Exercise task >>
Would you write out the entries below, every one of them, exactly?

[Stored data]

::::

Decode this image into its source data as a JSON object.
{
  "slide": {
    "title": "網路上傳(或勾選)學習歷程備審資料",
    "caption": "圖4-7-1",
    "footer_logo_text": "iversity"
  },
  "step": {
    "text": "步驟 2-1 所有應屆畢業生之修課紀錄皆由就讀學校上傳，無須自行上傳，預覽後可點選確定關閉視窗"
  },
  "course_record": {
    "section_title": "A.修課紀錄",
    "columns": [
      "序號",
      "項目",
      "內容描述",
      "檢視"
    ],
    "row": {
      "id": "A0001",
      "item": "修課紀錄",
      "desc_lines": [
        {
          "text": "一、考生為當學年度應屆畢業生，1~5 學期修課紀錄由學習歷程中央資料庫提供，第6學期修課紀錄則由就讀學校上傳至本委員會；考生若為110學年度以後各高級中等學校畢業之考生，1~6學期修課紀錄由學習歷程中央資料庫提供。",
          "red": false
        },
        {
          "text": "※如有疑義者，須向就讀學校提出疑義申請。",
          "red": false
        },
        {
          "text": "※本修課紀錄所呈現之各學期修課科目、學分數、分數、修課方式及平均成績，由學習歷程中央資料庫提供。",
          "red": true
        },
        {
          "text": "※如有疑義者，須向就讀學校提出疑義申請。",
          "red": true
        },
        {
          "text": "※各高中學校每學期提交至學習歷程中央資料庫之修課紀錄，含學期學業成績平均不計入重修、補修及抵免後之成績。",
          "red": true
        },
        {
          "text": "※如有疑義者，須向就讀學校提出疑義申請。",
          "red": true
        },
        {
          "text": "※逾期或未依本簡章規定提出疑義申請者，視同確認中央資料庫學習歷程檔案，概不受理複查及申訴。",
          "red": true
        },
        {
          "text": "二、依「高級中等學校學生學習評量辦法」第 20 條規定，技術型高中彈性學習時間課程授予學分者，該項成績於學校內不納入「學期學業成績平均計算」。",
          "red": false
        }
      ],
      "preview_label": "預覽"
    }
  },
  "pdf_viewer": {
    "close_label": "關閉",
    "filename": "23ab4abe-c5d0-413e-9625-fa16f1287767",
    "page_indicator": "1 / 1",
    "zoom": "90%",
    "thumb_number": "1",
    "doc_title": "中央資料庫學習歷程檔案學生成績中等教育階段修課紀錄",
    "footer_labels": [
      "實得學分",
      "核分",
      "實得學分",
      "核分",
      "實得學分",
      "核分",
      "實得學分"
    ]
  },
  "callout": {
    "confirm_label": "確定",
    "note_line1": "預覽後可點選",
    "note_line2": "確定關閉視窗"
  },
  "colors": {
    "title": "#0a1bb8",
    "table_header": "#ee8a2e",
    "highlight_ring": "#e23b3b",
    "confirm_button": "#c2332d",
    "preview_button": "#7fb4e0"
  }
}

::::

Answer below >>
Decode this image into its source data as a JSON object.
{
  "slide": {
    "title": "網路上傳(或勾選)學習歷程備審資料",
    "caption": "圖4-7-1",
    "footer_logo_text": "iversity"
  },
  "step": {
    "text": "步驟 2-1 所有應屆畢業生之修課紀錄皆由就讀學校上傳，無須自行上傳，預覽後可點選確定關閉視窗"
  },
  "course_record": {
    "section_title": "A.修課紀錄",
    "columns": [
      "序號",
      "項目",
      "內容描述",
      "檢視"
    ],
    "row": {
      "id": "A0001",
      "item": "修課紀錄",
      "desc_lines": [
        {
          "text": "一、考生為當學年度應屆畢業生，1~5 學期修課紀錄由學習歷程中央資料庫提供，第6學期修課紀錄則由就讀學校上傳至本委員會；考生若為110學年度以後各高級中等學校畢業之考生，1~6學期修課紀錄由學習歷程中央資料庫提供。",
          "red": false
        },
        {
          "text": "※如有疑義者，須向就讀學校提出疑義申請。",
          "red": false
        },
        {
          "text": "※本修課紀錄所呈現之各學期修課科目、學分數、分數、修課方式及平均成績，由學習歷程中央資料庫提供。",
          "red": true
        },
        {
          "text": "※如有疑義者，須向就讀學校提出疑義申請。",
          "red": true
        },
        {
          "text": "※各高中學校每學期提交至學習歷程中央資料庫之修課紀錄，含學期學業成績平均不計入重修、補修及抵免後之成績。",
          "red": true
        },
        {
          "text": "※如有疑義者，須向就讀學校提出疑義申請。",
          "red": true
        },
        {
          "text": "※逾期或未依本簡章規定提出疑義申請者，視同確認中央資料庫學習歷程檔案，概不受理複查及申訴。",
          "red": true
        },
        {
          "text": "二、依「高級中等學校學生學習評量辦法」第 20 條規定，技術型高中彈性學習時間課程授予學分者，該項成績於學校內不納入「學期學業成績平均計算」。",
          "red": false
        }
      ],
      "preview_label": "預覽"
    }
  },
  "pdf_viewer": {
    "close_label": "關閉",
    "filename": "23ab4abe-c5d0-413e-9625-fa16f1287767",
    "page_indicator": "1 / 1",
    "zoom": "90%",
    "thumb_number": "1",
    "doc_title": "中央資料庫學習歷程檔案學生成績中等教育階段修課紀錄",
    "footer_labels": [
      "實得學分",
      "核分",
      "實得學分",
      "核分",
      "實得學分",
      "核分",
      "實得學分"
    ]
  },
  "callout": {
    "confirm_label": "確定",
    "note_line1": "預覽後可點選",
    "note_line2": "確定關閉視窗"
  },
  "colors": {
    "title": "#0a1bb8",
    "table_header": "#ee8a2e",
    "highlight_ring": "#e23b3b",
    "confirm_button": "#c2332d",
    "preview_button": "#7fb4e0"
  }
}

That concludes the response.